Excerpts from a figure dataset
──────

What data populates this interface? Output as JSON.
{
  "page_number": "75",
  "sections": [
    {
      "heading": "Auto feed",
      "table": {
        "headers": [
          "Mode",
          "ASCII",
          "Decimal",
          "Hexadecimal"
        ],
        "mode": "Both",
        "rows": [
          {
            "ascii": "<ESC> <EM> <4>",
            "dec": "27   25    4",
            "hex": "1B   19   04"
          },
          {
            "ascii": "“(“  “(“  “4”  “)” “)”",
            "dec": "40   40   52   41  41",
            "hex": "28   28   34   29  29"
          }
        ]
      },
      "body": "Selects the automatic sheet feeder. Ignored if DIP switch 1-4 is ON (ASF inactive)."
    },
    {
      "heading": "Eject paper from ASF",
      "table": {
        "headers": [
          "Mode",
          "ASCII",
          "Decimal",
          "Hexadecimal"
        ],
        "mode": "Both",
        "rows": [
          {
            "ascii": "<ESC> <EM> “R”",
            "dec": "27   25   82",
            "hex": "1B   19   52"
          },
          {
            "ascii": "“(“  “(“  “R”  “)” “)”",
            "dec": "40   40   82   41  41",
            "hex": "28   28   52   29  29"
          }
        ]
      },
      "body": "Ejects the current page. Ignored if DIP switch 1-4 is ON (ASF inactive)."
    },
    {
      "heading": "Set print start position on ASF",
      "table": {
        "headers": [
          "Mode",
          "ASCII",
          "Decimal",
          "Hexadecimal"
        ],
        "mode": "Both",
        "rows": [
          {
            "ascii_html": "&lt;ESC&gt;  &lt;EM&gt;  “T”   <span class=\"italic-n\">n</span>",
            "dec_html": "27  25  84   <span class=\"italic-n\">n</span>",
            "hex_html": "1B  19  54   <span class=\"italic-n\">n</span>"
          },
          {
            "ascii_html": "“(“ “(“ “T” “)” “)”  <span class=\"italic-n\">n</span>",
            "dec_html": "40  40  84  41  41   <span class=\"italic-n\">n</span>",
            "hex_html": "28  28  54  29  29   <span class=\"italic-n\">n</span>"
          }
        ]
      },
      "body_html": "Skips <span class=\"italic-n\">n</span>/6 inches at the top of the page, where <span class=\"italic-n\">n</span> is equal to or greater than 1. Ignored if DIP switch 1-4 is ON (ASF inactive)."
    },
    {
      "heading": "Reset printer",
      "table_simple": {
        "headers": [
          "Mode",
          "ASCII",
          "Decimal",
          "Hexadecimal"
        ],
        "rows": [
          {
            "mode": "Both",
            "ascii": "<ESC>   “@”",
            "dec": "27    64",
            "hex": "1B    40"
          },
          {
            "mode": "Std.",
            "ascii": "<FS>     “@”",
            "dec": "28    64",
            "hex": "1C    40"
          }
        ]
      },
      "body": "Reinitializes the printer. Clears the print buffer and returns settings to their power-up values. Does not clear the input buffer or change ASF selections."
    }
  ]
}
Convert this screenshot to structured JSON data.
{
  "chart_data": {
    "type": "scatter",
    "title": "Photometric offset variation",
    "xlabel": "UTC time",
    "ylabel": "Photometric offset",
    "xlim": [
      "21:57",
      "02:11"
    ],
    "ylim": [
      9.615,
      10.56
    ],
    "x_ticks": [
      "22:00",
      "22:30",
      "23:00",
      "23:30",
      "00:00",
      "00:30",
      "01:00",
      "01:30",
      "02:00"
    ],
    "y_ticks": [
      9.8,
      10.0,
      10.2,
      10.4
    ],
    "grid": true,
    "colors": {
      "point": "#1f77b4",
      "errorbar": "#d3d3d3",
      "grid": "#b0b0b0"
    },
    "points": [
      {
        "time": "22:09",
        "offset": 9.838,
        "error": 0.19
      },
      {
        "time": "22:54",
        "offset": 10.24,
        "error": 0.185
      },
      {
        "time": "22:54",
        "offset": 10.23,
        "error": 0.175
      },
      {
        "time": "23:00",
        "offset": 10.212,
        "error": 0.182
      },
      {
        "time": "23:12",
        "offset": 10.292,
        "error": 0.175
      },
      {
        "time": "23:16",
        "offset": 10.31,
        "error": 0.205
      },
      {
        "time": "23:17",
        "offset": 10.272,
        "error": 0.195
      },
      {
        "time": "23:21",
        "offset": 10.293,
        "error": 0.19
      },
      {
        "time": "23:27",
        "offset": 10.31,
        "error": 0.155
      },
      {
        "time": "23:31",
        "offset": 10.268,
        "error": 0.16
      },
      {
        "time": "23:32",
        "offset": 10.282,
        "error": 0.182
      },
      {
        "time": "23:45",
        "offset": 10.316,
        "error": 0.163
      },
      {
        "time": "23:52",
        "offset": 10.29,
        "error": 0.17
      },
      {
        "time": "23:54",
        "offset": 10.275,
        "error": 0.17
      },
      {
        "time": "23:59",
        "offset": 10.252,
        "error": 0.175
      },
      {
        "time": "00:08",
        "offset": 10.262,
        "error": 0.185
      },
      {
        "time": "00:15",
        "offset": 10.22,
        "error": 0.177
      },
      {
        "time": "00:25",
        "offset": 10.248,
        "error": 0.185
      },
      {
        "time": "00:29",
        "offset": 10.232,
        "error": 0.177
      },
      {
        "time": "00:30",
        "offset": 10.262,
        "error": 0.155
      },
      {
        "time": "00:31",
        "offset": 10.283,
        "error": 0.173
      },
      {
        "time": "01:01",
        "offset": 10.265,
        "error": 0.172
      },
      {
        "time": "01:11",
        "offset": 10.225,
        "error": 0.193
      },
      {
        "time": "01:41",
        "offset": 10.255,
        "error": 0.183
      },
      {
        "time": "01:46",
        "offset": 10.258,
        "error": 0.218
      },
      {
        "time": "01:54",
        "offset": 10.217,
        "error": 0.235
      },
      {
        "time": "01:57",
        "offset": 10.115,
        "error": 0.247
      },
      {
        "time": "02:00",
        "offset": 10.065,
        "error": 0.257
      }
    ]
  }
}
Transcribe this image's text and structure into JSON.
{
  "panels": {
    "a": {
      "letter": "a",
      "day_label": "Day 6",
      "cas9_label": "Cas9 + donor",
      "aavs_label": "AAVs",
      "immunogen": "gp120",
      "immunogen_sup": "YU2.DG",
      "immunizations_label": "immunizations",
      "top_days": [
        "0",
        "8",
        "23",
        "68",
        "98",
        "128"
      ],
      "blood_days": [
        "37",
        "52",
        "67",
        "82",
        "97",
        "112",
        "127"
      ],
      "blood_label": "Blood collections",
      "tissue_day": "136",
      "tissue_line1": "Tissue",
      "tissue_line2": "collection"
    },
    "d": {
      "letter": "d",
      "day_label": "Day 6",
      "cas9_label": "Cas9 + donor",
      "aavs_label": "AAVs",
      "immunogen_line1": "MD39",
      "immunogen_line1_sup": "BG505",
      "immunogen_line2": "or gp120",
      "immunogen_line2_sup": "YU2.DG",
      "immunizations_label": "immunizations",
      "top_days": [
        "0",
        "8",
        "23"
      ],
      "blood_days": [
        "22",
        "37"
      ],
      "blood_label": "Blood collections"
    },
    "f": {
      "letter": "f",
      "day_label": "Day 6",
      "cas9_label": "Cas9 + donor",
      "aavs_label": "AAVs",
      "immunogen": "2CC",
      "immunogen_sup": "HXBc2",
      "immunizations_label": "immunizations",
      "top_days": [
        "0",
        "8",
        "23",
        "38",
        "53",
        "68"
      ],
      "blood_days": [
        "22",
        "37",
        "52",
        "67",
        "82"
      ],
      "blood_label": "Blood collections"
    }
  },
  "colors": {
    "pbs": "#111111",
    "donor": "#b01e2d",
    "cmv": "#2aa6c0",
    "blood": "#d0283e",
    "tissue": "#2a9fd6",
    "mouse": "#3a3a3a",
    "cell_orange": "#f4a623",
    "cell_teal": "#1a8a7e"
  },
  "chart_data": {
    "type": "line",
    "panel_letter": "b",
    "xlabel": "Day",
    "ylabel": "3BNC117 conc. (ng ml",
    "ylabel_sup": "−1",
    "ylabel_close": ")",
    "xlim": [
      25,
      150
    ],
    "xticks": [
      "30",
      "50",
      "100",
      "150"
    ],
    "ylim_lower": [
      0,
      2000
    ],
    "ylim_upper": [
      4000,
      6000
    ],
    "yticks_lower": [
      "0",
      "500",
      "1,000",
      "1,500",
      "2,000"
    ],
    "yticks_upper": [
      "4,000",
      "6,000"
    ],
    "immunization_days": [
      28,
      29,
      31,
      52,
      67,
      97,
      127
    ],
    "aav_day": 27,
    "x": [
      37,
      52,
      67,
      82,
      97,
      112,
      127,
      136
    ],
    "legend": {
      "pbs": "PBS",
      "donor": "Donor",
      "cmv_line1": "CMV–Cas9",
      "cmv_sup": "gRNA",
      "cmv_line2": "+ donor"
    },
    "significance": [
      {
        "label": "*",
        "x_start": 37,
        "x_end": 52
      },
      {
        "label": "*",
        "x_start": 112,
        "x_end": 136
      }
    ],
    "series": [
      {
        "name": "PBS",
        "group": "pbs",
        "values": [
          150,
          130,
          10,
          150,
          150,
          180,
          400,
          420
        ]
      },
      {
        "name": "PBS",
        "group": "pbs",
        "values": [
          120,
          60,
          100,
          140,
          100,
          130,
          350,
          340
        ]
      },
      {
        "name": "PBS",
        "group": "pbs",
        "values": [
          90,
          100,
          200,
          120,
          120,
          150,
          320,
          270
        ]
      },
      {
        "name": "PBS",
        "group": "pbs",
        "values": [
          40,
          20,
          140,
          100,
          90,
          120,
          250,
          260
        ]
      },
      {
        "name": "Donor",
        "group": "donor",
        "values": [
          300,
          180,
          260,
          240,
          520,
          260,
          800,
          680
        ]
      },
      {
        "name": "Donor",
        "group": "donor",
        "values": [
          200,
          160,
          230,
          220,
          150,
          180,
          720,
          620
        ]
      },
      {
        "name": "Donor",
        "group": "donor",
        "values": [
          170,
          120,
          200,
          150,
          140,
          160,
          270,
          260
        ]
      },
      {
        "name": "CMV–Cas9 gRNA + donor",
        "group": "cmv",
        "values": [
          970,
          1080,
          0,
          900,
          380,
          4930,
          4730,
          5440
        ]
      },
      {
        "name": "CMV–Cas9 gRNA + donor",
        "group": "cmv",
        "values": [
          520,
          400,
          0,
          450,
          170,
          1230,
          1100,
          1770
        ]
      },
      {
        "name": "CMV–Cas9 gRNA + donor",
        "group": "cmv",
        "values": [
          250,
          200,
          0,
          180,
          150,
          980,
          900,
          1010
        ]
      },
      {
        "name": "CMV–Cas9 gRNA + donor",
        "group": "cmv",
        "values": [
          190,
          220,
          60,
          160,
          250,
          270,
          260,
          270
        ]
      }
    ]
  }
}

──────

Given exercise: From the data above, gather every line that includes the word "Photometric".

Written answer:
    "title": "Photometric offset variation",
    "ylabel": "Photometric offset",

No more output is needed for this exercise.